**DIRECTIONS**
Extract, from the records beneath this instruction, each line that contains the word "Nach".

**INPUT ROWS**
==============================
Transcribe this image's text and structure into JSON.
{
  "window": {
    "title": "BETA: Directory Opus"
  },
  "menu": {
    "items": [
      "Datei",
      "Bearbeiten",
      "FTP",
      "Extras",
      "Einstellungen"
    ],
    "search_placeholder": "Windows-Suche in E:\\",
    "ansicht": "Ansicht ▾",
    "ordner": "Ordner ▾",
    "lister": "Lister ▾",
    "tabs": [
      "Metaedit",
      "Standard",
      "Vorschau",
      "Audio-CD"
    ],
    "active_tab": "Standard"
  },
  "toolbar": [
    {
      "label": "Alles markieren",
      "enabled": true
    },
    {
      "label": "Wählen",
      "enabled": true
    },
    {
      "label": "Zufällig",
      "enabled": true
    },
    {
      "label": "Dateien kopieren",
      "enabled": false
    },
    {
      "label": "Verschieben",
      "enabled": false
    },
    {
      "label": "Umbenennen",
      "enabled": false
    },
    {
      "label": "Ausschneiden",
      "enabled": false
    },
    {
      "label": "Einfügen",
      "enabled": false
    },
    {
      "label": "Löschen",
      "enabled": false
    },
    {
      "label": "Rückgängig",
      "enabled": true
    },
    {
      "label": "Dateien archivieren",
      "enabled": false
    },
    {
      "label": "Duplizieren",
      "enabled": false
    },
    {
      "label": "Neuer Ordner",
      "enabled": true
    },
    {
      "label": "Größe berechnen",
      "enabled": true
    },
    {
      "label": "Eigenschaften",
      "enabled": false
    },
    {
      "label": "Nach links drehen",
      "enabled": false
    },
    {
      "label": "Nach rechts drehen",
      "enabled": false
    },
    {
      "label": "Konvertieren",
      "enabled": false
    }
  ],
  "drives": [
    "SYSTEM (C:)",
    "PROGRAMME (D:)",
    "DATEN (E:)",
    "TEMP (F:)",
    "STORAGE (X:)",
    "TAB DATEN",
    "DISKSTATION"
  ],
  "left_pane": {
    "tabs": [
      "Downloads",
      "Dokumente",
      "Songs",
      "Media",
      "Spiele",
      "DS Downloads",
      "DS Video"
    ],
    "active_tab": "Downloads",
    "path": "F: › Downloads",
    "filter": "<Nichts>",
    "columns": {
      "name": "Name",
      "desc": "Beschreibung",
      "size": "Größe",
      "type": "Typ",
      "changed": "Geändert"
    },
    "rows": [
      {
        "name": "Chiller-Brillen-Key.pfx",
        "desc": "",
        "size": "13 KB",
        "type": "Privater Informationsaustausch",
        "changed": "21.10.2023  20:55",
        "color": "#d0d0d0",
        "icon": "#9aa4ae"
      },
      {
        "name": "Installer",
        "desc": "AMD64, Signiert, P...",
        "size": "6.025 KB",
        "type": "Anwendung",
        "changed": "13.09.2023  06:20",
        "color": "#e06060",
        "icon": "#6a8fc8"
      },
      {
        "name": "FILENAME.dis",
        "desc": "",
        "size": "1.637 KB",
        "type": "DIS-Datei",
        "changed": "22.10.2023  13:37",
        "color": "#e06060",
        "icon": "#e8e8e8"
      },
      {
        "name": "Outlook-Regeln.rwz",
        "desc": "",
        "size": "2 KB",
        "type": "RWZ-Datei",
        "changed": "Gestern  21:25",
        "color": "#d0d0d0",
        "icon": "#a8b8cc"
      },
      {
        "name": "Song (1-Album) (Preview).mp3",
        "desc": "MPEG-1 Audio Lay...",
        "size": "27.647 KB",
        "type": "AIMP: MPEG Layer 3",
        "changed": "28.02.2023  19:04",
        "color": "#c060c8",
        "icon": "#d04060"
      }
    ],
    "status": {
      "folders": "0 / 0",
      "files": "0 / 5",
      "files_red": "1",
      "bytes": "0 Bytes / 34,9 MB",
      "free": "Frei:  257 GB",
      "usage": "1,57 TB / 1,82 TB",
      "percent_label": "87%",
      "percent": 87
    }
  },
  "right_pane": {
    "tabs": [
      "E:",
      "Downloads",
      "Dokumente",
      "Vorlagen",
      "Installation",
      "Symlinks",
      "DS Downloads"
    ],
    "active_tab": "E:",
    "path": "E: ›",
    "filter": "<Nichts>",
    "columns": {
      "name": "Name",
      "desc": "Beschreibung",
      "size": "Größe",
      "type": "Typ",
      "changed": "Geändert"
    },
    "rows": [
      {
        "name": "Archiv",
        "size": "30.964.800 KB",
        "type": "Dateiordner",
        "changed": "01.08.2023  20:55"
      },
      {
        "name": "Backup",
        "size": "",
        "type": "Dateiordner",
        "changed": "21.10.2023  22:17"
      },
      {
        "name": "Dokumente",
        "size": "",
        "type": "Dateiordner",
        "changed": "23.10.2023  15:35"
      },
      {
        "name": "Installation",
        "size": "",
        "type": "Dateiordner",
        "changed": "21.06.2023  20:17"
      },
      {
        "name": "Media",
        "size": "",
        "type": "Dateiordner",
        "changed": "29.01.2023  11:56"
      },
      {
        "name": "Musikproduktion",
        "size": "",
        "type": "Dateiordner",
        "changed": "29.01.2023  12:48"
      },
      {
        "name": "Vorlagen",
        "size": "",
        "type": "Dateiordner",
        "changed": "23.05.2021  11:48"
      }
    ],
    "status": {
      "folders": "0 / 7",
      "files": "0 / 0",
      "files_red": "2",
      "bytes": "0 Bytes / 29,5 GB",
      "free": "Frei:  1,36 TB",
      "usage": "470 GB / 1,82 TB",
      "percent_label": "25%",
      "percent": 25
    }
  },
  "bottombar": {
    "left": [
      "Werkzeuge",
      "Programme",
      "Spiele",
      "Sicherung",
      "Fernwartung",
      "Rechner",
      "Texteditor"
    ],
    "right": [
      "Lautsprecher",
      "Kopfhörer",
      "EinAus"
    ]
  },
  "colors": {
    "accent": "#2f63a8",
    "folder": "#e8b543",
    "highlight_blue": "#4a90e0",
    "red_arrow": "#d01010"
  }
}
==============================
**SOLVED EXERCISE**
      "label": "Nach links drehen",
      "label": "Nach rechts drehen",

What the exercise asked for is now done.